→ **WORK TO COMPLETE**:
Keep only the lines where "Accessories" appears.

○ ○ ○ ○ ○ ○ ○

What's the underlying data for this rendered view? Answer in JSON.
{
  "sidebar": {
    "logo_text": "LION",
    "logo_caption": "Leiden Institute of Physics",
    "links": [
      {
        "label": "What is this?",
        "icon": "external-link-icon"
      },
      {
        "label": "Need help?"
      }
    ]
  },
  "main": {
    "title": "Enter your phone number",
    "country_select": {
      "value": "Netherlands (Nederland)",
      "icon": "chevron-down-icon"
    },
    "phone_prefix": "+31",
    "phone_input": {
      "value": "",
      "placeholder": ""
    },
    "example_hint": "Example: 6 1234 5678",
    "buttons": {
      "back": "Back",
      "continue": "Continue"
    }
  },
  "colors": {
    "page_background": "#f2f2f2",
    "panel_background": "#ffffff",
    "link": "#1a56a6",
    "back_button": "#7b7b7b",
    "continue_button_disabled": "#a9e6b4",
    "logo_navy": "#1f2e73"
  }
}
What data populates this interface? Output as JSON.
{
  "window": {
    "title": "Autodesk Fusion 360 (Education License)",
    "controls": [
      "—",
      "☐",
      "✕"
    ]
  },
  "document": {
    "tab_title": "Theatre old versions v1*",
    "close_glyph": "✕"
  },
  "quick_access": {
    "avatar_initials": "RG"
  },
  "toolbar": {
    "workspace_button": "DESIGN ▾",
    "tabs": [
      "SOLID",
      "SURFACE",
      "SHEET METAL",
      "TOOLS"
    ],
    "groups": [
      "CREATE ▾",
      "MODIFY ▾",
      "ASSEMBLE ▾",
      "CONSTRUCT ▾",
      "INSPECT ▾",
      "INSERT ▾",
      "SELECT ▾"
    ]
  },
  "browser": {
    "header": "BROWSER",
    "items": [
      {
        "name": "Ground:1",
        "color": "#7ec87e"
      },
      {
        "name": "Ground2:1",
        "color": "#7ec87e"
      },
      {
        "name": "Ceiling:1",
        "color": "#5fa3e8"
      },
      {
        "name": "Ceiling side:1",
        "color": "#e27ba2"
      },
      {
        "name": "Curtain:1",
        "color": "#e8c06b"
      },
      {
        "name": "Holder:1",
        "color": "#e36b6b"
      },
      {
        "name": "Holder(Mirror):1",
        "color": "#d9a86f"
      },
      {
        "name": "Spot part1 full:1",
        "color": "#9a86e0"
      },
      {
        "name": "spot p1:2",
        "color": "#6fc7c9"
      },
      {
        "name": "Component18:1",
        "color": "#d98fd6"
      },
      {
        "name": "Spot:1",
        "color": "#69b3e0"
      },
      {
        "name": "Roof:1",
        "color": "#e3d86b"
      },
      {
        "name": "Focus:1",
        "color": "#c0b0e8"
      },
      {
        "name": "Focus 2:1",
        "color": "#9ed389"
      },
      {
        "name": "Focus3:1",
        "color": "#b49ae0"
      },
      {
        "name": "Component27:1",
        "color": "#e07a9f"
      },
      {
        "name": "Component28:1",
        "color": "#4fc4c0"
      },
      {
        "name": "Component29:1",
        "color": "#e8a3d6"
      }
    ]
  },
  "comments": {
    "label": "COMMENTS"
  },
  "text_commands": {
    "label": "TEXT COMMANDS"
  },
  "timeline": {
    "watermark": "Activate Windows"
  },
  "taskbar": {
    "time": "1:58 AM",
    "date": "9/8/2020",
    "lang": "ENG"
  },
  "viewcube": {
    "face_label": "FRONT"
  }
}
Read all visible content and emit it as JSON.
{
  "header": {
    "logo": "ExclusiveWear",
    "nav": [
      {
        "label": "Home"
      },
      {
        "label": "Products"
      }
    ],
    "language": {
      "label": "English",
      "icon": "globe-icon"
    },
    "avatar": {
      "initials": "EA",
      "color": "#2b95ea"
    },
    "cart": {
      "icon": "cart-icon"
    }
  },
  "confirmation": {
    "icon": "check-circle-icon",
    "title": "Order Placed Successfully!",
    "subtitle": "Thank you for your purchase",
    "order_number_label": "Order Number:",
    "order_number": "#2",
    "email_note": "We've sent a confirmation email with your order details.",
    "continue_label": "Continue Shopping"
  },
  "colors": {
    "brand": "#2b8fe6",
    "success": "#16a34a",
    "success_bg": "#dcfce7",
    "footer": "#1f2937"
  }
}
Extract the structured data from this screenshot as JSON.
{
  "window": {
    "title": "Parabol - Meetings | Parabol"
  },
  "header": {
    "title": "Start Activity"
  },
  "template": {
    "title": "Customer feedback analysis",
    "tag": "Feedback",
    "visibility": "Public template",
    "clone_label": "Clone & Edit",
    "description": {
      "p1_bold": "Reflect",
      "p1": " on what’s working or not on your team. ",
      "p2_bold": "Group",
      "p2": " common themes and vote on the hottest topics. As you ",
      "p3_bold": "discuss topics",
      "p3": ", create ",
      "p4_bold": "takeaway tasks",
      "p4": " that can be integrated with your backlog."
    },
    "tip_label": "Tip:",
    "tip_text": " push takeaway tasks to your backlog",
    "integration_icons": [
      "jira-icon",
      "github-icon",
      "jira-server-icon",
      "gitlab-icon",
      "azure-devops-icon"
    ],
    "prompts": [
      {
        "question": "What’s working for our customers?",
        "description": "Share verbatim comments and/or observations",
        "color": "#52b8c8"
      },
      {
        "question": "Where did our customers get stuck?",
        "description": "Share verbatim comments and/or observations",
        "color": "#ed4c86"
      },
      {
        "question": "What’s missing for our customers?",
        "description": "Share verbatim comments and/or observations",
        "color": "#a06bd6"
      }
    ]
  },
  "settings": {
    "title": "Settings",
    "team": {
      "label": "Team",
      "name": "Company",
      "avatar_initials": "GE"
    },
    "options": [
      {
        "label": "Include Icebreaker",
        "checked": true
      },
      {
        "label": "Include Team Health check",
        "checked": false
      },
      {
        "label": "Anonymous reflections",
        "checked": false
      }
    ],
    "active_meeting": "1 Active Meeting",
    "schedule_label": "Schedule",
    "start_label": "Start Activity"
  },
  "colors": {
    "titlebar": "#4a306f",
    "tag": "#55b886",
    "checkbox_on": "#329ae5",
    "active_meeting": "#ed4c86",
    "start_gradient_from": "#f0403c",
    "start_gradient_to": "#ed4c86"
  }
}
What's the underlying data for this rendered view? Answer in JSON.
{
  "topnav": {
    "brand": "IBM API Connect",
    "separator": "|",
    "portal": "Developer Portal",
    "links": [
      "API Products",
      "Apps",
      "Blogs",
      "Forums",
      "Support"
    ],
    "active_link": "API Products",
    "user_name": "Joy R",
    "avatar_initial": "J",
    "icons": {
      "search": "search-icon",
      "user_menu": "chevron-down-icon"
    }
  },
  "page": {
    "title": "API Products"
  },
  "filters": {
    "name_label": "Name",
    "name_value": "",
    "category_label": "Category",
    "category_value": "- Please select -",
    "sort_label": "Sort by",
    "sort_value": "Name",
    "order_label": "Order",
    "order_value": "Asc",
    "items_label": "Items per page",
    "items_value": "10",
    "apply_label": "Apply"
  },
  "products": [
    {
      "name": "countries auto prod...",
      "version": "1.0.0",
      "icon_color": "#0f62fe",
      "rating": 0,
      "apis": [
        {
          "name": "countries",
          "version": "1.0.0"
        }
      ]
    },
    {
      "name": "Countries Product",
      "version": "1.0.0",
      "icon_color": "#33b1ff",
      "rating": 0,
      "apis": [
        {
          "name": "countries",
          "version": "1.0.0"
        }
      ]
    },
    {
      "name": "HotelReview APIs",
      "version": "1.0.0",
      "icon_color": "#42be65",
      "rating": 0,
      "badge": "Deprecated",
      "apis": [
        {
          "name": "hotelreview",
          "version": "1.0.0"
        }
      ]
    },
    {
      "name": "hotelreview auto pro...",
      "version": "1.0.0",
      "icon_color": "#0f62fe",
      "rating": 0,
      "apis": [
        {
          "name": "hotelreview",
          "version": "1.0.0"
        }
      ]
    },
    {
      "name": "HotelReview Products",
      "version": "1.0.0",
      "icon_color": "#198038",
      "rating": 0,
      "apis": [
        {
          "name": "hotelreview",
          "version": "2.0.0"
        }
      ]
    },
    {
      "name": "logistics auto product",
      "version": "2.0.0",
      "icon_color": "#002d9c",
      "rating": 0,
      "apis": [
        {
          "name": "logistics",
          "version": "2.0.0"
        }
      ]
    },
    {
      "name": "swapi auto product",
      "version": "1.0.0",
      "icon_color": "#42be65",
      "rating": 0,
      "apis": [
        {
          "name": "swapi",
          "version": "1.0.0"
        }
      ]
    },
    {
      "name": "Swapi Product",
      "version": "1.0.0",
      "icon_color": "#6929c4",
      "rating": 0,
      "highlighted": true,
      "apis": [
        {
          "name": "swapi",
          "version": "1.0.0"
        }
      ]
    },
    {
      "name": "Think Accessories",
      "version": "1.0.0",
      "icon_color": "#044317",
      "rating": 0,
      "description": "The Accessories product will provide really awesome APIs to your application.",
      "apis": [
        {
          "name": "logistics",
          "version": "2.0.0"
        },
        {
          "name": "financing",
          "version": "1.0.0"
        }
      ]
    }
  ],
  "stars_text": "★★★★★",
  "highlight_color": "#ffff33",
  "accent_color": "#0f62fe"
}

○ ○ ○ ○ ○ ○ ○

→ **WRITTEN ANSWER**:
      "name": "Think Accessories",
      "description": "The Accessories product will provide really awesome APIs to your application.",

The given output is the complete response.